Retype the listing that follows, exactly as written.
━━ RECORDS PROVIDED
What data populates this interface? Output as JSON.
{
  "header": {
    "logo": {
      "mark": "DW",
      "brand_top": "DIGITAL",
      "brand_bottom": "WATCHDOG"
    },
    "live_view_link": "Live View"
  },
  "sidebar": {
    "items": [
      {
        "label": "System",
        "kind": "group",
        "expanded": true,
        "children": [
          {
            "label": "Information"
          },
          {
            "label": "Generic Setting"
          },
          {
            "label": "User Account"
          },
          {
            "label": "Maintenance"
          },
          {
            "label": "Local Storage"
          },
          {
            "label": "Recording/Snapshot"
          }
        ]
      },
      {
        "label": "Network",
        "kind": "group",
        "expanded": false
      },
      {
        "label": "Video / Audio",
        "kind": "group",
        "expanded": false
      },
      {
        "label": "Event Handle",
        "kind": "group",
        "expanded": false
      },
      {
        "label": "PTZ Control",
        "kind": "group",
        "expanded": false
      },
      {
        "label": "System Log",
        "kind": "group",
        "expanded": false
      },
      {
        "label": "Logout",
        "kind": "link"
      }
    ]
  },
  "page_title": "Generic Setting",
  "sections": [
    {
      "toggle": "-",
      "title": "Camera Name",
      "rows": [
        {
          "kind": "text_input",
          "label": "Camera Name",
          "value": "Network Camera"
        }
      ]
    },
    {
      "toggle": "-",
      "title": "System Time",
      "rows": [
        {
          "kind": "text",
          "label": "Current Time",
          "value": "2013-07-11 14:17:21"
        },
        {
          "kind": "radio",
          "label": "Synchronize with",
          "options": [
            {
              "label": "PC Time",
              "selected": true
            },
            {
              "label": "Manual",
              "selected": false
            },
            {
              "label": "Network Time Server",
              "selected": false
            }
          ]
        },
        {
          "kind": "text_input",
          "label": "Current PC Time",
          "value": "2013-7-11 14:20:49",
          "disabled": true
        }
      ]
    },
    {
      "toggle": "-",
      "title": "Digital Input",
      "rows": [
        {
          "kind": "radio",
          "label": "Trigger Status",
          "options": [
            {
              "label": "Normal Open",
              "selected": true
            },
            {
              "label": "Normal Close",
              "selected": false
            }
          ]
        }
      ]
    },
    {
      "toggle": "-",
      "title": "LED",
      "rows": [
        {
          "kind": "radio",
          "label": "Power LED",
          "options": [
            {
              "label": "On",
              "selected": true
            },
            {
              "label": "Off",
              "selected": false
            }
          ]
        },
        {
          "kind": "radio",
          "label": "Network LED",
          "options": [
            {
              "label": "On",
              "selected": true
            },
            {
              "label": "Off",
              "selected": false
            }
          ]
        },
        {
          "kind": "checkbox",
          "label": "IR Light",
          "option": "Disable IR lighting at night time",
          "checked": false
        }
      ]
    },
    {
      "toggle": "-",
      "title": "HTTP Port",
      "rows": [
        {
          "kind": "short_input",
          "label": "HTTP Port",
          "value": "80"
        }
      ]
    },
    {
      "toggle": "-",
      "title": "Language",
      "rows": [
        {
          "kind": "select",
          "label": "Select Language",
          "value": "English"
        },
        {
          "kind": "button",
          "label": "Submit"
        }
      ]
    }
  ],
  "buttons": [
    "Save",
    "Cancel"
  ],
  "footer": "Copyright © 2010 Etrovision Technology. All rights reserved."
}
━━━━
*WRITTEN SOLUTION*
What data populates this interface? Output as JSON.
{
  "header": {
    "logo": {
      "mark": "DW",
      "brand_top": "DIGITAL",
      "brand_bottom": "WATCHDOG"
    },
    "live_view_link": "Live View"
  },
  "sidebar": {
    "items": [
      {
        "label": "System",
        "kind": "group",
        "expanded": true,
        "children": [
          {
            "label": "Information"
          },
          {
            "label": "Generic Setting"
          },
          {
            "label": "User Account"
          },
          {
            "label": "Maintenance"
          },
          {
            "label": "Local Storage"
          },
          {
            "label": "Recording/Snapshot"
          }
        ]
      },
      {
        "label": "Network",
        "kind": "group",
        "expanded": false
      },
      {
        "label": "Video / Audio",
        "kind": "group",
        "expanded": false
      },
      {
        "label": "Event Handle",
        "kind": "group",
        "expanded": false
      },
      {
        "label": "PTZ Control",
        "kind": "group",
        "expanded": false
      },
      {
        "label": "System Log",
        "kind": "group",
        "expanded": false
      },
      {
        "label": "Logout",
        "kind": "link"
      }
    ]
  },
  "page_title": "Generic Setting",
  "sections": [
    {
      "toggle": "-",
      "title": "Camera Name",
      "rows": [
        {
          "kind": "text_input",
          "label": "Camera Name",
          "value": "Network Camera"
        }
      ]
    },
    {
      "toggle": "-",
      "title": "System Time",
      "rows": [
        {
          "kind": "text",
          "label": "Current Time",
          "value": "2013-07-11 14:17:21"
        },
        {
          "kind": "radio",
          "label": "Synchronize with",
          "options": [
            {
              "label": "PC Time",
              "selected": true
            },
            {
              "label": "Manual",
              "selected": false
            },
            {
              "label": "Network Time Server",
              "selected": false
            }
          ]
        },
        {
          "kind": "text_input",
          "label": "Current PC Time",
          "value": "2013-7-11 14:20:49",
          "disabled": true
        }
      ]
    },
    {
      "toggle": "-",
      "title": "Digital Input",
      "rows": [
        {
          "kind": "radio",
          "label": "Trigger Status",
          "options": [
            {
              "label": "Normal Open",
              "selected": true
            },
            {
              "label": "Normal Close",
              "selected": false
            }
          ]
        }
      ]
    },
    {
      "toggle": "-",
      "title": "LED",
      "rows": [
        {
          "kind": "radio",
          "label": "Power LED",
          "options": [
            {
              "label": "On",
              "selected": true
            },
            {
              "label": "Off",
              "selected": false
            }
          ]
        },
        {
          "kind": "radio",
          "label": "Network LED",
          "options": [
            {
              "label": "On",
              "selected": true
            },
            {
              "label": "Off",
              "selected": false
            }
          ]
        },
        {
          "kind": "checkbox",
          "label": "IR Light",
          "option": "Disable IR lighting at night time",
          "checked": false
        }
      ]
    },
    {
      "toggle": "-",
      "title": "HTTP Port",
      "rows": [
        {
          "kind": "short_input",
          "label": "HTTP Port",
          "value": "80"
        }
      ]
    },
    {
      "toggle": "-",
      "title": "Language",
      "rows": [
        {
          "kind": "select",
          "label": "Select Language",
          "value": "English"
        },
        {
          "kind": "button",
          "label": "Submit"
        }
      ]
    }
  ],
  "buttons": [
    "Save",
    "Cancel"
  ],
  "footer": "Copyright © 2010 Etrovision Technology. All rights reserved."
}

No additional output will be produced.